◆ **THE TASK**
Provide an exact reproduction of every entry.

** BEGIN PROVIDED MATERIAL **

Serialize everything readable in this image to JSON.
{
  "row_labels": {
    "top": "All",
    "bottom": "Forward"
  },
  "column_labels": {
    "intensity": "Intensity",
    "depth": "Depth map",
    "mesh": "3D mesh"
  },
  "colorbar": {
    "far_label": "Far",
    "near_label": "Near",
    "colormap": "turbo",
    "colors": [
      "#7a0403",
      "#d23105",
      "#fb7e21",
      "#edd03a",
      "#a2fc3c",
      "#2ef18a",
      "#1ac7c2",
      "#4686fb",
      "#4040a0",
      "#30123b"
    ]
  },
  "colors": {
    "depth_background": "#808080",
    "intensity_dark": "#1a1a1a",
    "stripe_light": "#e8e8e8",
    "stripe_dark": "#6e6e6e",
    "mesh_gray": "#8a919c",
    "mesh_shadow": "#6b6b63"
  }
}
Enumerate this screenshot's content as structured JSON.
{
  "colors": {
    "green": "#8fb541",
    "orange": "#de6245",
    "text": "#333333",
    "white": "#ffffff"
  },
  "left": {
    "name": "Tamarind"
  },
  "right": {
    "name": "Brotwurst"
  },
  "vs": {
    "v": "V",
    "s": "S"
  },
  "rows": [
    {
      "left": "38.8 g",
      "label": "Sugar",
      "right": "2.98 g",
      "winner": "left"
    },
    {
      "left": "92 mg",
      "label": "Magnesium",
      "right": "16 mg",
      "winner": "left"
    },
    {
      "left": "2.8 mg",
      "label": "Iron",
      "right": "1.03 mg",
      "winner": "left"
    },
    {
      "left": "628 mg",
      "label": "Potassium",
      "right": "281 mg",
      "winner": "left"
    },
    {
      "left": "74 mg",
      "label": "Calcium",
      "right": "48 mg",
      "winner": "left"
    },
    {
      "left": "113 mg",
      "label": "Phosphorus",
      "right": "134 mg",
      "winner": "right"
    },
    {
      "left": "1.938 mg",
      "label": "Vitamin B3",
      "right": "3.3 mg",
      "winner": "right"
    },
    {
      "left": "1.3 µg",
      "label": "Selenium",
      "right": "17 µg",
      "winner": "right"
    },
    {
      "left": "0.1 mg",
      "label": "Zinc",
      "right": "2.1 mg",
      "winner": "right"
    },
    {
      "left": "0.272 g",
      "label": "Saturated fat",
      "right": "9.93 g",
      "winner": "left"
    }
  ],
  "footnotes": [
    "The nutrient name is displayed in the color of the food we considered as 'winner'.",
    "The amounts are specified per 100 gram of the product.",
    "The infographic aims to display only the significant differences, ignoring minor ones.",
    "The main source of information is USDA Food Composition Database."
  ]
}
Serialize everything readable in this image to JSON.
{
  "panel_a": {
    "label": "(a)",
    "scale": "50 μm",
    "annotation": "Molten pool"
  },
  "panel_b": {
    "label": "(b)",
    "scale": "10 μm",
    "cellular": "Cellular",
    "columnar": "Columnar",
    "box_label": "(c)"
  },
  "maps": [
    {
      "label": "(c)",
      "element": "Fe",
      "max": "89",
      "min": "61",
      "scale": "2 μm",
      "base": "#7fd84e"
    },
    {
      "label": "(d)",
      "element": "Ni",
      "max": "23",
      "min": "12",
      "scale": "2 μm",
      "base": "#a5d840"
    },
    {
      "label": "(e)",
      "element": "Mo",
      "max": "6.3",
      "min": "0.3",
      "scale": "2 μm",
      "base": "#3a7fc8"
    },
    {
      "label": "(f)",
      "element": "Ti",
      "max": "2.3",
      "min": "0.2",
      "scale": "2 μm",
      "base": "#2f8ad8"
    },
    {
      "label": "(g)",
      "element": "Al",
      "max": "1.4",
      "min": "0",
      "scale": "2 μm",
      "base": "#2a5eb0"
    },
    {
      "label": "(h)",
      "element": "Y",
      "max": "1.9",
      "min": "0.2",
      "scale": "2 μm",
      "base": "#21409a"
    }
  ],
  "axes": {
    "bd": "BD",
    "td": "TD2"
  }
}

** END PROVIDED MATERIAL **

◆ **FINAL ANSWER**
Serialize everything readable in this image to JSON.
{
  "row_labels": {
    "top": "All",
    "bottom": "Forward"
  },
  "column_labels": {
    "intensity": "Intensity",
    "depth": "Depth map",
    "mesh": "3D mesh"
  },
  "colorbar": {
    "far_label": "Far",
    "near_label": "Near",
    "colormap": "turbo",
    "colors": [
      "#7a0403",
      "#d23105",
      "#fb7e21",
      "#edd03a",
      "#a2fc3c",
      "#2ef18a",
      "#1ac7c2",
      "#4686fb",
      "#4040a0",
      "#30123b"
    ]
  },
  "colors": {
    "depth_background": "#808080",
    "intensity_dark": "#1a1a1a",
    "stripe_light": "#e8e8e8",
    "stripe_dark": "#6e6e6e",
    "mesh_gray": "#8a919c",
    "mesh_shadow": "#6b6b63"
  }
}
Enumerate this screenshot's content as structured JSON.
{
  "colors": {
    "green": "#8fb541",
    "orange": "#de6245",
    "text": "#333333",
    "white": "#ffffff"
  },
  "left": {
    "name": "Tamarind"
  },
  "right": {
    "name": "Brotwurst"
  },
  "vs": {
    "v": "V",
    "s": "S"
  },
  "rows": [
    {
      "left": "38.8 g",
      "label": "Sugar",
      "right": "2.98 g",
      "winner": "left"
    },
    {
      "left": "92 mg",
      "label": "Magnesium",
      "right": "16 mg",
      "winner": "left"
    },
    {
      "left": "2.8 mg",
      "label": "Iron",
      "right": "1.03 mg",
      "winner": "left"
    },
    {
      "left": "628 mg",
      "label": "Potassium",
      "right": "281 mg",
      "winner": "left"
    },
    {
      "left": "74 mg",
      "label": "Calcium",
      "right": "48 mg",
      "winner": "left"
    },
    {
      "left": "113 mg",
      "label": "Phosphorus",
      "right": "134 mg",
      "winner": "right"
    },
    {
      "left": "1.938 mg",
      "label": "Vitamin B3",
      "right": "3.3 mg",
      "winner": "right"
    },
    {
      "left": "1.3 µg",
      "label": "Selenium",
      "right": "17 µg",
      "winner": "right"
    },
    {
      "left": "0.1 mg",
      "label": "Zinc",
      "right": "2.1 mg",
      "winner": "right"
    },
    {
      "left": "0.272 g",
      "label": "Saturated fat",
      "right": "9.93 g",
      "winner": "left"
    }
  ],
  "footnotes": [
    "The nutrient name is displayed in the color of the food we considered as 'winner'.",
    "The amounts are specified per 100 gram of the product.",
    "The infographic aims to display only the significant differences, ignoring minor ones.",
    "The main source of information is USDA Food Composition Database."
  ]
}
Serialize everything readable in this image to JSON.
{
  "panel_a": {
    "label": "(a)",
    "scale": "50 μm",
    "annotation": "Molten pool"
  },
  "panel_b": {
    "label": "(b)",
    "scale": "10 μm",
    "cellular": "Cellular",
    "columnar": "Columnar",
    "box_label": "(c)"
  },
  "maps": [
    {
      "label": "(c)",
      "element": "Fe",
      "max": "89",
      "min": "61",
      "scale": "2 μm",
      "base": "#7fd84e"
    },
    {
      "label": "(d)",
      "element": "Ni",
      "max": "23",
      "min": "12",
      "scale": "2 μm",
      "base": "#a5d840"
    },
    {
      "label": "(e)",
      "element": "Mo",
      "max": "6.3",
      "min": "0.3",
      "scale": "2 μm",
      "base": "#3a7fc8"
    },
    {
      "label": "(f)",
      "element": "Ti",
      "max": "2.3",
      "min": "0.2",
      "scale": "2 μm",
      "base": "#2f8ad8"
    },
    {
      "label": "(g)",
      "element": "Al",
      "max": "1.4",
      "min": "0",
      "scale": "2 μm",
      "base": "#2a5eb0"
    },
    {
      "label": "(h)",
      "element": "Y",
      "max": "1.9",
      "min": "0.2",
      "scale": "2 μm",
      "base": "#21409a"
    }
  ],
  "axes": {
    "bd": "BD",
    "td": "TD2"
  }
}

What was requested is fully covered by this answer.